## YOUR TASK
Go through the entries and count the lines with the string "ashanti" in them. Give only that number.

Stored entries
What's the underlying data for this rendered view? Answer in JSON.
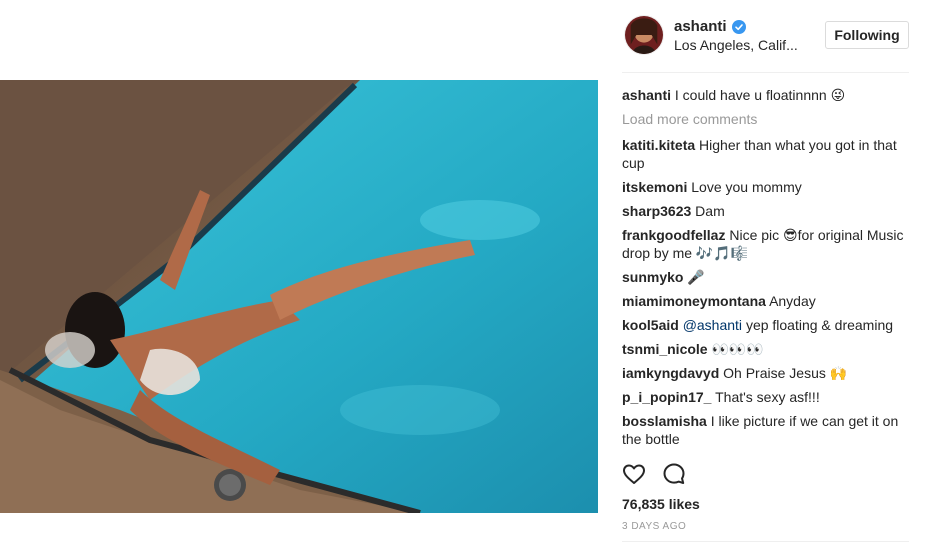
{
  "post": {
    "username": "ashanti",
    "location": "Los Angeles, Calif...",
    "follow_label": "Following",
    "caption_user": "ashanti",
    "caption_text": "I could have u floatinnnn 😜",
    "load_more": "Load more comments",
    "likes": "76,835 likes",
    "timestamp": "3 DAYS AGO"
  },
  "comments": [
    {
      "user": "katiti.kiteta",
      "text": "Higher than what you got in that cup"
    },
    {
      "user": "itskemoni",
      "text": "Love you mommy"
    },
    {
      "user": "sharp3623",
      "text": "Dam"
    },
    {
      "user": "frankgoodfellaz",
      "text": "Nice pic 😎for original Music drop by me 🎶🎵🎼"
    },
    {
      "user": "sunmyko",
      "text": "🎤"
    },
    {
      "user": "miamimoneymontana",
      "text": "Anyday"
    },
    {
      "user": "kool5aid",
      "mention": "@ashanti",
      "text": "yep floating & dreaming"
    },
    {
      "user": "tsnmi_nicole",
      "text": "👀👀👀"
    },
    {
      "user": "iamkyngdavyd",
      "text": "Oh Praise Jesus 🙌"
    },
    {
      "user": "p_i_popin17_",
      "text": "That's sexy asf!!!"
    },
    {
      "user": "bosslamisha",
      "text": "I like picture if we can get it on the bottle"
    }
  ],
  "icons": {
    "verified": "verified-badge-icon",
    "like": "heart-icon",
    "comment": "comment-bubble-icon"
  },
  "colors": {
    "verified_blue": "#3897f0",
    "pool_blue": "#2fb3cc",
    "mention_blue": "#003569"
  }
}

...

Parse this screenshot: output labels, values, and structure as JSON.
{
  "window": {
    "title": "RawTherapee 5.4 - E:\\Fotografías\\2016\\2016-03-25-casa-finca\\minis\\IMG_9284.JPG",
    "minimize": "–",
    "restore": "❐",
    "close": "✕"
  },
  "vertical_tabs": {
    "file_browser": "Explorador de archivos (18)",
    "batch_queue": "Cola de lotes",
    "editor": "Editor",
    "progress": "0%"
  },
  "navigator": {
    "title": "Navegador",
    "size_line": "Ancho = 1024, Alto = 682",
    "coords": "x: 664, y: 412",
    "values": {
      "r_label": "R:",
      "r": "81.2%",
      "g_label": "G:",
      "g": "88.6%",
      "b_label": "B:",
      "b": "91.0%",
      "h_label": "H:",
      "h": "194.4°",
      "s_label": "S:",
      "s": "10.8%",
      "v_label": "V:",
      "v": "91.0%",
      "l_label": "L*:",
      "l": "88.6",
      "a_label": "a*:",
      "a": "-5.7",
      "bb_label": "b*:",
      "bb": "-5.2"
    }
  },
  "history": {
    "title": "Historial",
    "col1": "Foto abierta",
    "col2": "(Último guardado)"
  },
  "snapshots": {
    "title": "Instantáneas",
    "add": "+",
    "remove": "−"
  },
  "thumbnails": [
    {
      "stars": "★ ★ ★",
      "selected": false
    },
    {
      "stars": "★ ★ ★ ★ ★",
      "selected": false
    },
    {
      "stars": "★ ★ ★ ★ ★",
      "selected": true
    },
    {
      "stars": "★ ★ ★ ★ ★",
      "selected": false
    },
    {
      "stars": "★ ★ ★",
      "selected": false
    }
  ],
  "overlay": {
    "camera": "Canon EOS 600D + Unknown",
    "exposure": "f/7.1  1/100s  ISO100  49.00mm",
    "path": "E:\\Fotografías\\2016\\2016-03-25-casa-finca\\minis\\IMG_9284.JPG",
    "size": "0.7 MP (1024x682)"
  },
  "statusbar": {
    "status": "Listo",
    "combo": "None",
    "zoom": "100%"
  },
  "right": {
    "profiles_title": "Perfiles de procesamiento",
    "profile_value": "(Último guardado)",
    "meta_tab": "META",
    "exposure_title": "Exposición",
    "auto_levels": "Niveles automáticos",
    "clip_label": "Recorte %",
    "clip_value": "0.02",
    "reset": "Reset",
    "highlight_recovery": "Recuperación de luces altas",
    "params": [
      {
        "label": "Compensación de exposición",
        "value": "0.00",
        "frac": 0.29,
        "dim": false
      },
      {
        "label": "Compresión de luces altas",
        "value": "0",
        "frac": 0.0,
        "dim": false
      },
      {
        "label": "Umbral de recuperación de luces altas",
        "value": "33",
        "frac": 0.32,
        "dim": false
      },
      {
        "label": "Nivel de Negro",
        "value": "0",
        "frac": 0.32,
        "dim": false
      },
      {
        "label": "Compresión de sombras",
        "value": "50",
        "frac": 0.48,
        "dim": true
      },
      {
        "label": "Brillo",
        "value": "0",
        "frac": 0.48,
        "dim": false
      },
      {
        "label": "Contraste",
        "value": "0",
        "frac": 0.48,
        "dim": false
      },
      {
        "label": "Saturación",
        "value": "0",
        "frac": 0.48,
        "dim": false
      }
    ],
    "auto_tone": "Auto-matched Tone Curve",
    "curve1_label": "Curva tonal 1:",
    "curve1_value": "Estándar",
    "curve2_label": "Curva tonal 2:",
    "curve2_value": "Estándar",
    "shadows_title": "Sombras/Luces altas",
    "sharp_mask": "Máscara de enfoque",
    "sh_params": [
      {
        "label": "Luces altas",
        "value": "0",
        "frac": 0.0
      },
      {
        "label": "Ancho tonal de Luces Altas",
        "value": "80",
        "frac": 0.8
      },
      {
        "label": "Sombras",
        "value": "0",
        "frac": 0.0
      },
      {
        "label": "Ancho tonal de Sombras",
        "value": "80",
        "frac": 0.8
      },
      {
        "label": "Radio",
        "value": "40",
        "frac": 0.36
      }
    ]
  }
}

## SOLUTION TO THE PROBLEM
3